▼

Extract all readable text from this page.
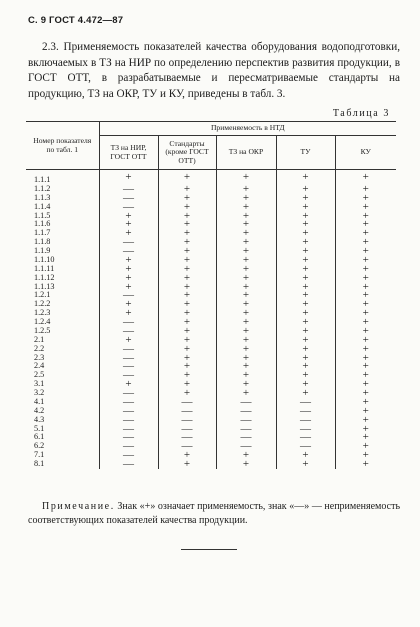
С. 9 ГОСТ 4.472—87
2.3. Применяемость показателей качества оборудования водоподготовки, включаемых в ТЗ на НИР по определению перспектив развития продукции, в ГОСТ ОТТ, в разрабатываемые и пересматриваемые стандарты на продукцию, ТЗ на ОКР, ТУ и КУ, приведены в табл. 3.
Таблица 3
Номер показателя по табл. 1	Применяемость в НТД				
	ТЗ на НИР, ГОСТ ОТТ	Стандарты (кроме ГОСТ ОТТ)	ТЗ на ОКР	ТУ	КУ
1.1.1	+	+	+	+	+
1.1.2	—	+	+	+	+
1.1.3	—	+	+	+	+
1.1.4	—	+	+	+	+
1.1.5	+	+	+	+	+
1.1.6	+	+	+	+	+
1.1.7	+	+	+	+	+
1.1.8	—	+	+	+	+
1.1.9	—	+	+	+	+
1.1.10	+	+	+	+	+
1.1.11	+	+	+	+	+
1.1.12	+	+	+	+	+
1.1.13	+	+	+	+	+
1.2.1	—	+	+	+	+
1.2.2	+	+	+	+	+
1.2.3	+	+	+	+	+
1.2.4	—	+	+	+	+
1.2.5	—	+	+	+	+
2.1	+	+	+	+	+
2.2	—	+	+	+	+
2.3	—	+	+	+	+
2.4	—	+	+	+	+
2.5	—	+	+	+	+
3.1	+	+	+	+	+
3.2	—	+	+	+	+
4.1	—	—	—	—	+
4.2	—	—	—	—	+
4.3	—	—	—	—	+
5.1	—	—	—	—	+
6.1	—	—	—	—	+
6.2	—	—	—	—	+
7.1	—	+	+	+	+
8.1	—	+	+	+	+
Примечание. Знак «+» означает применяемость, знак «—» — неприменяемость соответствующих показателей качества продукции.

▲

** EXERCISE OBJECTIVE **
Select from the material above each line in which the string "показателей" appears, and list those lines.

** RESPONSE TO THIS TASK **
2.3. Применяемость показателей качества оборудования водоподготовки, включаемых в ТЗ на НИР по определению перспектив развития продукции, в ГОСТ ОТТ, в разрабатываемые и пересматриваемые стандарты на продукцию, ТЗ на ОКР, ТУ и КУ, приведены в табл. 3.
Примечание. Знак «+» означает применяемость, знак «—» — неприменяемость соответствующих показателей качества продукции.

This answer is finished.